Exercise details
Extract the full listing verbatim and drop any pictures from your copy.

Records from a data source:

┌────────

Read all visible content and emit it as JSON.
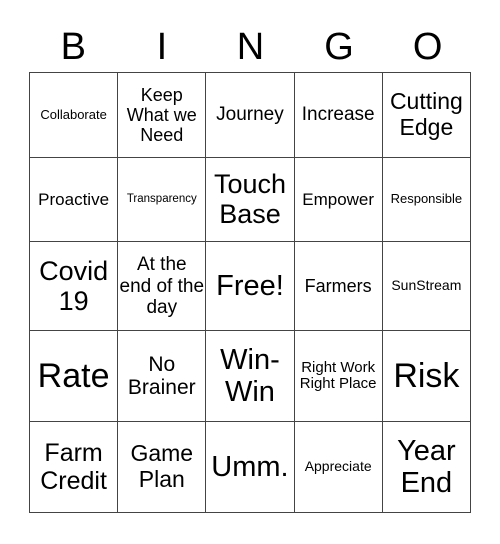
{
  "header": [
    "B",
    "I",
    "N",
    "G",
    "O"
  ],
  "rows": [
    [
      "Collaborate",
      "Keep What we Need",
      "Journey",
      "Increase",
      "Cutting Edge"
    ],
    [
      "Proactive",
      "Transparency",
      "Touch Base",
      "Empower",
      "Responsible"
    ],
    [
      "Covid 19",
      "At the end of the day",
      "Free!",
      "Farmers",
      "SunStream"
    ],
    [
      "Rate",
      "No Brainer",
      "Win-Win",
      "Right Work Right Place",
      "Risk"
    ],
    [
      "Farm Credit",
      "Game Plan",
      "Umm.",
      "Appreciate",
      "Year End"
    ]
  ]
}
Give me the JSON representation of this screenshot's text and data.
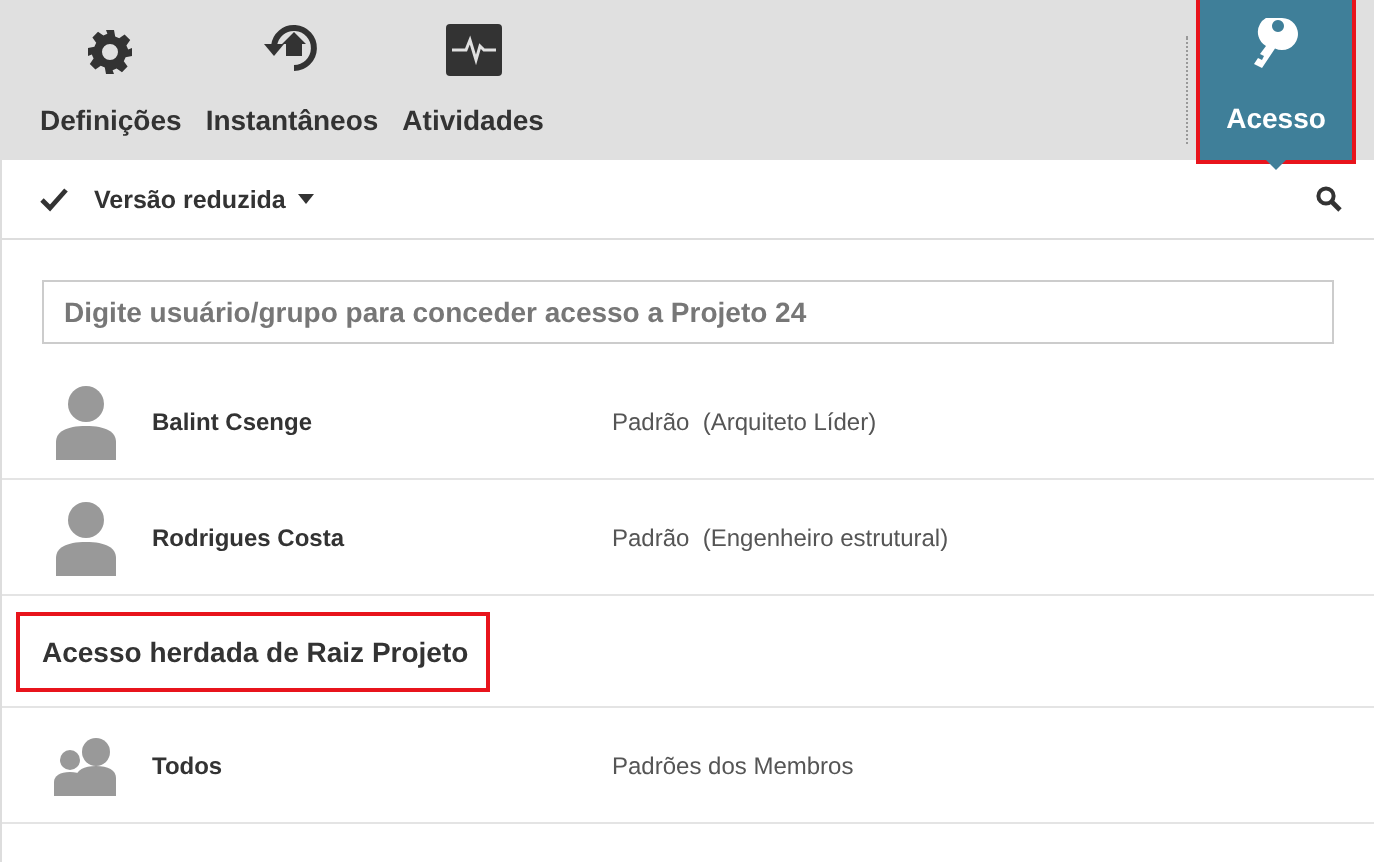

└────────

Exercise output
Read all visible content and emit it as JSON.
{
  "header": [
    "B",
    "I",
    "N",
    "G",
    "O"
  ],
  "rows": [
    [
      "Collaborate",
      "Keep What we Need",
      "Journey",
      "Increase",
      "Cutting Edge"
    ],
    [
      "Proactive",
      "Transparency",
      "Touch Base",
      "Empower",
      "Responsible"
    ],
    [
      "Covid 19",
      "At the end of the day",
      "Free!",
      "Farmers",
      "SunStream"
    ],
    [
      "Rate",
      "No Brainer",
      "Win-Win",
      "Right Work Right Place",
      "Risk"
    ],
    [
      "Farm Credit",
      "Game Plan",
      "Umm.",
      "Appreciate",
      "Year End"
    ]
  ]
}
Give me the JSON representation of this screenshot's text and data.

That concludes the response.